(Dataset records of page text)

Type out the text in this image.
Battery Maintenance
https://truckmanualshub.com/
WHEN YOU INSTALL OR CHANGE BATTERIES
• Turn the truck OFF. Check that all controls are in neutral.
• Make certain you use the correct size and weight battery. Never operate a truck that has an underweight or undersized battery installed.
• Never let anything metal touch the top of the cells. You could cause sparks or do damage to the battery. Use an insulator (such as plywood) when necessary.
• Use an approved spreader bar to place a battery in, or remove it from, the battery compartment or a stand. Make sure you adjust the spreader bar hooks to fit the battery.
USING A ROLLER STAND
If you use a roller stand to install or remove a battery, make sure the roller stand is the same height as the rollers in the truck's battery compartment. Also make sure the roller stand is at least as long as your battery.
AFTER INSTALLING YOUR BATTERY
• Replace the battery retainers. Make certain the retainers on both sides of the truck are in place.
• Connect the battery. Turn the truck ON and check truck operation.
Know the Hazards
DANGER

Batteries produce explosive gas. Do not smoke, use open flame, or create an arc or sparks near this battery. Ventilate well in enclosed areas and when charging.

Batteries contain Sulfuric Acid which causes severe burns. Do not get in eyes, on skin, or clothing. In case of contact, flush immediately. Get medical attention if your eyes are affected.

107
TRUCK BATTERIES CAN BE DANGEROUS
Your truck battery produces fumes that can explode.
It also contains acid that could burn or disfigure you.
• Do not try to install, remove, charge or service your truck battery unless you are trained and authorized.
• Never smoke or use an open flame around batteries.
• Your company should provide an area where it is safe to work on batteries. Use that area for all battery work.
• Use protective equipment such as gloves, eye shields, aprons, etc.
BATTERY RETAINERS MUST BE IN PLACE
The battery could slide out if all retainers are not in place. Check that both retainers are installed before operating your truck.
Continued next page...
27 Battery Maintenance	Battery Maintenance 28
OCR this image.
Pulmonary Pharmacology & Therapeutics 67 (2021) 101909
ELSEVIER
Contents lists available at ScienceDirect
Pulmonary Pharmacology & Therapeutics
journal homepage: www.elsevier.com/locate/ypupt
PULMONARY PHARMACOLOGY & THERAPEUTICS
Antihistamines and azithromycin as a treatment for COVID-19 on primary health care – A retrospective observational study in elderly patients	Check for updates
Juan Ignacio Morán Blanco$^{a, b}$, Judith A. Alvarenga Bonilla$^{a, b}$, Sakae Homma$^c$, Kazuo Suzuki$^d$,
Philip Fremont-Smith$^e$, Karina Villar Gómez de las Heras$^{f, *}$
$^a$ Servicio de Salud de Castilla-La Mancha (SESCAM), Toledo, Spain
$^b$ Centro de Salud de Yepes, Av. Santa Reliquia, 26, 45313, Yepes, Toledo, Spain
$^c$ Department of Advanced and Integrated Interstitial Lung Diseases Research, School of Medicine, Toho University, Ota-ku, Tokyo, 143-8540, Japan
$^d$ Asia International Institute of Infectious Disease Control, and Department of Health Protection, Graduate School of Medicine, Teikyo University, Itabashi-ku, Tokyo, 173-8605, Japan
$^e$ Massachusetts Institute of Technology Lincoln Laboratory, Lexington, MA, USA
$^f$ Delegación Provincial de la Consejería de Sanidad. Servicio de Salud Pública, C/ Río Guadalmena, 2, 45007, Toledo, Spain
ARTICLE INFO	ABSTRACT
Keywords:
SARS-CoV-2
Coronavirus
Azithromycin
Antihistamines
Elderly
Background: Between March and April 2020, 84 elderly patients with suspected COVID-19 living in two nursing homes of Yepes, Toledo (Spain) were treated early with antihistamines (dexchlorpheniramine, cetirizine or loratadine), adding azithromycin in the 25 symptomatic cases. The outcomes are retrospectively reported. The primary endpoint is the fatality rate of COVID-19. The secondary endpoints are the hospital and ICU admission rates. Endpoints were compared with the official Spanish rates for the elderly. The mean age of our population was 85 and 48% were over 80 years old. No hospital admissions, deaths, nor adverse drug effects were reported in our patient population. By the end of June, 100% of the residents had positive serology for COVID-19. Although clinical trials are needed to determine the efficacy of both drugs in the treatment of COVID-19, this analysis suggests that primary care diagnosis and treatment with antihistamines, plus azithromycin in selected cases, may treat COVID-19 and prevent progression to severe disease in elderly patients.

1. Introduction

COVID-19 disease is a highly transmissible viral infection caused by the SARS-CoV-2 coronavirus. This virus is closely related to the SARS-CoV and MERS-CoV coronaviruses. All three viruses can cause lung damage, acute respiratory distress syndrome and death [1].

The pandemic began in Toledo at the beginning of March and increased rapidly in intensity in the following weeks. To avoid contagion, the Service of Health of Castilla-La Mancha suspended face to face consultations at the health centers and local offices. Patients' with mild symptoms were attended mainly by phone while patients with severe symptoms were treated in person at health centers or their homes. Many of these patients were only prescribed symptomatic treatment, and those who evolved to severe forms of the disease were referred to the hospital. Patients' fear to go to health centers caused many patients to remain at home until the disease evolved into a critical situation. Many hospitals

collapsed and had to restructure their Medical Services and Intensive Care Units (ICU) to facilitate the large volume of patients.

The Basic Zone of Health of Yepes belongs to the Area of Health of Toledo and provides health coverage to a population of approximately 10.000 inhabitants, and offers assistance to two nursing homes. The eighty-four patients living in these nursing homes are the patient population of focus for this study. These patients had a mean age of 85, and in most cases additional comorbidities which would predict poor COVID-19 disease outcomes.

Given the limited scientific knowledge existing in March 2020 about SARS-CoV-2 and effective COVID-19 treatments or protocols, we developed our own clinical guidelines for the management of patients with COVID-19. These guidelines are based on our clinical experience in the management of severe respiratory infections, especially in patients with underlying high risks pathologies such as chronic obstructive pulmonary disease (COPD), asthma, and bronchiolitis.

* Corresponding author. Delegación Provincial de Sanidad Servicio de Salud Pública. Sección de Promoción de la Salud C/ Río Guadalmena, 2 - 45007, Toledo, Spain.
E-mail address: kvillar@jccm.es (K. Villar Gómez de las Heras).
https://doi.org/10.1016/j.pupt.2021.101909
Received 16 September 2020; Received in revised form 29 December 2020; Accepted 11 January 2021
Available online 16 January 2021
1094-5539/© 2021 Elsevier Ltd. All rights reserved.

## Assignment
Nothing in the records may be left out; reproduce them exactly.

## Response to the task
Type out the text in this image.
Battery Maintenance
https://truckmanualshub.com/
WHEN YOU INSTALL OR CHANGE BATTERIES
• Turn the truck OFF. Check that all controls are in neutral.
• Make certain you use the correct size and weight battery. Never operate a truck that has an underweight or undersized battery installed.
• Never let anything metal touch the top of the cells. You could cause sparks or do damage to the battery. Use an insulator (such as plywood) when necessary.
• Use an approved spreader bar to place a battery in, or remove it from, the battery compartment or a stand. Make sure you adjust the spreader bar hooks to fit the battery.
USING A ROLLER STAND
If you use a roller stand to install or remove a battery, make sure the roller stand is the same height as the rollers in the truck's battery compartment. Also make sure the roller stand is at least as long as your battery.
AFTER INSTALLING YOUR BATTERY
• Replace the battery retainers. Make certain the retainers on both sides of the truck are in place.
• Connect the battery. Turn the truck ON and check truck operation.
Know the Hazards
DANGER

Batteries produce explosive gas. Do not smoke, use open flame, or create an arc or sparks near this battery. Ventilate well in enclosed areas and when charging.

Batteries contain Sulfuric Acid which causes severe burns. Do not get in eyes, on skin, or clothing. In case of contact, flush immediately. Get medical attention if your eyes are affected.

107
TRUCK BATTERIES CAN BE DANGEROUS
Your truck battery produces fumes that can explode.
It also contains acid that could burn or disfigure you.
• Do not try to install, remove, charge or service your truck battery unless you are trained and authorized.
• Never smoke or use an open flame around batteries.
• Your company should provide an area where it is safe to work on batteries. Use that area for all battery work.
• Use protective equipment such as gloves, eye shields, aprons, etc.
BATTERY RETAINERS MUST BE IN PLACE
The battery could slide out if all retainers are not in place. Check that both retainers are installed before operating your truck.
Continued next page...
27 Battery Maintenance	Battery Maintenance 28
OCR this image.
Pulmonary Pharmacology & Therapeutics 67 (2021) 101909
ELSEVIER
Contents lists available at ScienceDirect
Pulmonary Pharmacology & Therapeutics
journal homepage: www.elsevier.com/locate/ypupt
PULMONARY PHARMACOLOGY & THERAPEUTICS
Antihistamines and azithromycin as a treatment for COVID-19 on primary health care – A retrospective observational study in elderly patients	Check for updates
Juan Ignacio Morán Blanco$^{a, b}$, Judith A. Alvarenga Bonilla$^{a, b}$, Sakae Homma$^c$, Kazuo Suzuki$^d$,
Philip Fremont-Smith$^e$, Karina Villar Gómez de las Heras$^{f, *}$
$^a$ Servicio de Salud de Castilla-La Mancha (SESCAM), Toledo, Spain
$^b$ Centro de Salud de Yepes, Av. Santa Reliquia, 26, 45313, Yepes, Toledo, Spain
$^c$ Department of Advanced and Integrated Interstitial Lung Diseases Research, School of Medicine, Toho University, Ota-ku, Tokyo, 143-8540, Japan
$^d$ Asia International Institute of Infectious Disease Control, and Department of Health Protection, Graduate School of Medicine, Teikyo University, Itabashi-ku, Tokyo, 173-8605, Japan
$^e$ Massachusetts Institute of Technology Lincoln Laboratory, Lexington, MA, USA
$^f$ Delegación Provincial de la Consejería de Sanidad. Servicio de Salud Pública, C/ Río Guadalmena, 2, 45007, Toledo, Spain
ARTICLE INFO	ABSTRACT
Keywords:
SARS-CoV-2
Coronavirus
Azithromycin
Antihistamines
Elderly
Background: Between March and April 2020, 84 elderly patients with suspected COVID-19 living in two nursing homes of Yepes, Toledo (Spain) were treated early with antihistamines (dexchlorpheniramine, cetirizine or loratadine), adding azithromycin in the 25 symptomatic cases. The outcomes are retrospectively reported. The primary endpoint is the fatality rate of COVID-19. The secondary endpoints are the hospital and ICU admission rates. Endpoints were compared with the official Spanish rates for the elderly. The mean age of our population was 85 and 48% were over 80 years old. No hospital admissions, deaths, nor adverse drug effects were reported in our patient population. By the end of June, 100% of the residents had positive serology for COVID-19. Although clinical trials are needed to determine the efficacy of both drugs in the treatment of COVID-19, this analysis suggests that primary care diagnosis and treatment with antihistamines, plus azithromycin in selected cases, may treat COVID-19 and prevent progression to severe disease in elderly patients.

1. Introduction

COVID-19 disease is a highly transmissible viral infection caused by the SARS-CoV-2 coronavirus. This virus is closely related to the SARS-CoV and MERS-CoV coronaviruses. All three viruses can cause lung damage, acute respiratory distress syndrome and death [1].

The pandemic began in Toledo at the beginning of March and increased rapidly in intensity in the following weeks. To avoid contagion, the Service of Health of Castilla-La Mancha suspended face to face consultations at the health centers and local offices. Patients' with mild symptoms were attended mainly by phone while patients with severe symptoms were treated in person at health centers or their homes. Many of these patients were only prescribed symptomatic treatment, and those who evolved to severe forms of the disease were referred to the hospital. Patients' fear to go to health centers caused many patients to remain at home until the disease evolved into a critical situation. Many hospitals

collapsed and had to restructure their Medical Services and Intensive Care Units (ICU) to facilitate the large volume of patients.

The Basic Zone of Health of Yepes belongs to the Area of Health of Toledo and provides health coverage to a population of approximately 10.000 inhabitants, and offers assistance to two nursing homes. The eighty-four patients living in these nursing homes are the patient population of focus for this study. These patients had a mean age of 85, and in most cases additional comorbidities which would predict poor COVID-19 disease outcomes.

Given the limited scientific knowledge existing in March 2020 about SARS-CoV-2 and effective COVID-19 treatments or protocols, we developed our own clinical guidelines for the management of patients with COVID-19. These guidelines are based on our clinical experience in the management of severe respiratory infections, especially in patients with underlying high risks pathologies such as chronic obstructive pulmonary disease (COPD), asthma, and bronchiolitis.

* Corresponding author. Delegación Provincial de Sanidad Servicio de Salud Pública. Sección de Promoción de la Salud C/ Río Guadalmena, 2 - 45007, Toledo, Spain.
E-mail address: kvillar@jccm.es (K. Villar Gómez de las Heras).
https://doi.org/10.1016/j.pupt.2021.101909
Received 16 September 2020; Received in revised form 29 December 2020; Accepted 11 January 2021
Available online 16 January 2021
1094-5539/© 2021 Elsevier Ltd. All rights reserved.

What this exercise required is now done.